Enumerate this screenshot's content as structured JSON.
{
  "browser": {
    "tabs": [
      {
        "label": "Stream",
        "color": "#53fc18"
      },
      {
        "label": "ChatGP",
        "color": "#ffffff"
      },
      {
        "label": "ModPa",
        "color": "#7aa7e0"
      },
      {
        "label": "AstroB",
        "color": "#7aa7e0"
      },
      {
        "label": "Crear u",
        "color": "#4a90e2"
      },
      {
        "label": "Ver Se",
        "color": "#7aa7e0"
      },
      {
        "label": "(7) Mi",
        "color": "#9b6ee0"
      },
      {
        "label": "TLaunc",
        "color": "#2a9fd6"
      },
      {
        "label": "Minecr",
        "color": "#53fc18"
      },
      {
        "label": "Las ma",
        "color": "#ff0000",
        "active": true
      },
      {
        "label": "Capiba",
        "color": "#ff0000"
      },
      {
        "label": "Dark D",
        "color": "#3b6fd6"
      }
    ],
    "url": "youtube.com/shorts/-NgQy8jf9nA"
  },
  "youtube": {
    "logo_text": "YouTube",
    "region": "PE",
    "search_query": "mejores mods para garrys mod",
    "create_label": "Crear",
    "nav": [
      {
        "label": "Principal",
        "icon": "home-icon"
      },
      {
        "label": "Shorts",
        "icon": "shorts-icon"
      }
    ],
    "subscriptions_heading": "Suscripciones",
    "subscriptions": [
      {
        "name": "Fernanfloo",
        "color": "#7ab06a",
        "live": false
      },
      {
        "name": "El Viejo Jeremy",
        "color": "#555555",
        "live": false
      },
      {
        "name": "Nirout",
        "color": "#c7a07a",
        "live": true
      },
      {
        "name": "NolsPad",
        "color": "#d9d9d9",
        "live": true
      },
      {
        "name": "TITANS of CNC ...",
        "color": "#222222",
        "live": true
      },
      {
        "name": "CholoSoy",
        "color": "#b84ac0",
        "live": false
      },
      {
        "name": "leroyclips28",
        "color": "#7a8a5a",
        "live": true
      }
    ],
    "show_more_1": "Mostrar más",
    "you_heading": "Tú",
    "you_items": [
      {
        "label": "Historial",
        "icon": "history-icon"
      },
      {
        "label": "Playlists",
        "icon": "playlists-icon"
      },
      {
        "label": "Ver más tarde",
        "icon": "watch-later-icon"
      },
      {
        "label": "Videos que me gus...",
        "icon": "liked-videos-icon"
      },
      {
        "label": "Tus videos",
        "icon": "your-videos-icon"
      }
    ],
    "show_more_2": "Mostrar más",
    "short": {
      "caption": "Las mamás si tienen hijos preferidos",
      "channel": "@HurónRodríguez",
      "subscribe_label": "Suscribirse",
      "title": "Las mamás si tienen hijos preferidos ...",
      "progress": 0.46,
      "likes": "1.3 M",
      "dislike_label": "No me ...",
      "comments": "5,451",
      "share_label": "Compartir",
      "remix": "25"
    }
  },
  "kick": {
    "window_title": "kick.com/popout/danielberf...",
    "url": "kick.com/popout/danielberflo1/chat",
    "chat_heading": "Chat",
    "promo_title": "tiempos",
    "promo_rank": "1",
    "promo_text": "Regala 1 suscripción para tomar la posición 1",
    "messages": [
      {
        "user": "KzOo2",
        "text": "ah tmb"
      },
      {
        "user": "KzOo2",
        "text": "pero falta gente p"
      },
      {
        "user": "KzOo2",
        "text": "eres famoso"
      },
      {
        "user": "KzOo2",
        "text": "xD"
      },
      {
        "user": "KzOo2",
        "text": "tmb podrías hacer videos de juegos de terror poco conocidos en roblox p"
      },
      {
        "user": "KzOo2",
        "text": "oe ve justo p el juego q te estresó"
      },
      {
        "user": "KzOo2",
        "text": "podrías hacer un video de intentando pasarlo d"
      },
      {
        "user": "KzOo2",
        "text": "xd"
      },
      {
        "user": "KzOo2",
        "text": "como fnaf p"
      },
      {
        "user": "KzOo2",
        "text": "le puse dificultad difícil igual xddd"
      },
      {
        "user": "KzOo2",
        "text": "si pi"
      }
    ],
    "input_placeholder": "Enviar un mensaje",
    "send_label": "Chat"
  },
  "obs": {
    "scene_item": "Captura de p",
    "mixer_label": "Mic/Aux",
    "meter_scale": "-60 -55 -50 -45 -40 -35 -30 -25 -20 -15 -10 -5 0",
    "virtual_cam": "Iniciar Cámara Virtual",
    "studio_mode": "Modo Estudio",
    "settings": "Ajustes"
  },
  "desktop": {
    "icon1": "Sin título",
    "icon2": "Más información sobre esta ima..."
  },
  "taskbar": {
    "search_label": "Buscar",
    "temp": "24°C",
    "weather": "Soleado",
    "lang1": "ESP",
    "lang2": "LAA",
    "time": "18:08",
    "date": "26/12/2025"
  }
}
..............................
Set down the entries above again, word for word.

Enumerate this screenshot's content as structured JSON.
{
  "browser": {
    "tabs": [
      {
        "label": "Stream",
        "color": "#53fc18"
      },
      {
        "label": "ChatGP",
        "color": "#ffffff"
      },
      {
        "label": "ModPa",
        "color": "#7aa7e0"
      },
      {
        "label": "AstroB",
        "color": "#7aa7e0"
      },
      {
        "label": "Crear u",
        "color": "#4a90e2"
      },
      {
        "label": "Ver Se",
        "color": "#7aa7e0"
      },
      {
        "label": "(7) Mi",
        "color": "#9b6ee0"
      },
      {
        "label": "TLaunc",
        "color": "#2a9fd6"
      },
      {
        "label": "Minecr",
        "color": "#53fc18"
      },
      {
        "label": "Las ma",
        "color": "#ff0000",
        "active": true
      },
      {
        "label": "Capiba",
        "color": "#ff0000"
      },
      {
        "label": "Dark D",
        "color": "#3b6fd6"
      }
    ],
    "url": "youtube.com/shorts/-NgQy8jf9nA"
  },
  "youtube": {
    "logo_text": "YouTube",
    "region": "PE",
    "search_query": "mejores mods para garrys mod",
    "create_label": "Crear",
    "nav": [
      {
        "label": "Principal",
        "icon": "home-icon"
      },
      {
        "label": "Shorts",
        "icon": "shorts-icon"
      }
    ],
    "subscriptions_heading": "Suscripciones",
    "subscriptions": [
      {
        "name": "Fernanfloo",
        "color": "#7ab06a",
        "live": false
      },
      {
        "name": "El Viejo Jeremy",
        "color": "#555555",
        "live": false
      },
      {
        "name": "Nirout",
        "color": "#c7a07a",
        "live": true
      },
      {
        "name": "NolsPad",
        "color": "#d9d9d9",
        "live": true
      },
      {
        "name": "TITANS of CNC ...",
        "color": "#222222",
        "live": true
      },
      {
        "name": "CholoSoy",
        "color": "#b84ac0",
        "live": false
      },
      {
        "name": "leroyclips28",
        "color": "#7a8a5a",
        "live": true
      }
    ],
    "show_more_1": "Mostrar más",
    "you_heading": "Tú",
    "you_items": [
      {
        "label": "Historial",
        "icon": "history-icon"
      },
      {
        "label": "Playlists",
        "icon": "playlists-icon"
      },
      {
        "label": "Ver más tarde",
        "icon": "watch-later-icon"
      },
      {
        "label": "Videos que me gus...",
        "icon": "liked-videos-icon"
      },
      {
        "label": "Tus videos",
        "icon": "your-videos-icon"
      }
    ],
    "show_more_2": "Mostrar más",
    "short": {
      "caption": "Las mamás si tienen hijos preferidos",
      "channel": "@HurónRodríguez",
      "subscribe_label": "Suscribirse",
      "title": "Las mamás si tienen hijos preferidos ...",
      "progress": 0.46,
      "likes": "1.3 M",
      "dislike_label": "No me ...",
      "comments": "5,451",
      "share_label": "Compartir",
      "remix": "25"
    }
  },
  "kick": {
    "window_title": "kick.com/popout/danielberf...",
    "url": "kick.com/popout/danielberflo1/chat",
    "chat_heading": "Chat",
    "promo_title": "tiempos",
    "promo_rank": "1",
    "promo_text": "Regala 1 suscripción para tomar la posición 1",
    "messages": [
      {
        "user": "KzOo2",
        "text": "ah tmb"
      },
      {
        "user": "KzOo2",
        "text": "pero falta gente p"
      },
      {
        "user": "KzOo2",
        "text": "eres famoso"
      },
      {
        "user": "KzOo2",
        "text": "xD"
      },
      {
        "user": "KzOo2",
        "text": "tmb podrías hacer videos de juegos de terror poco conocidos en roblox p"
      },
      {
        "user": "KzOo2",
        "text": "oe ve justo p el juego q te estresó"
      },
      {
        "user": "KzOo2",
        "text": "podrías hacer un video de intentando pasarlo d"
      },
      {
        "user": "KzOo2",
        "text": "xd"
      },
      {
        "user": "KzOo2",
        "text": "como fnaf p"
      },
      {
        "user": "KzOo2",
        "text": "le puse dificultad difícil igual xddd"
      },
      {
        "user": "KzOo2",
        "text": "si pi"
      }
    ],
    "input_placeholder": "Enviar un mensaje",
    "send_label": "Chat"
  },
  "obs": {
    "scene_item": "Captura de p",
    "mixer_label": "Mic/Aux",
    "meter_scale": "-60 -55 -50 -45 -40 -35 -30 -25 -20 -15 -10 -5 0",
    "virtual_cam": "Iniciar Cámara Virtual",
    "studio_mode": "Modo Estudio",
    "settings": "Ajustes"
  },
  "desktop": {
    "icon1": "Sin título",
    "icon2": "Más información sobre esta ima..."
  },
  "taskbar": {
    "search_label": "Buscar",
    "temp": "24°C",
    "weather": "Soleado",
    "lang1": "ESP",
    "lang2": "LAA",
    "time": "18:08",
    "date": "26/12/2025"
  }
}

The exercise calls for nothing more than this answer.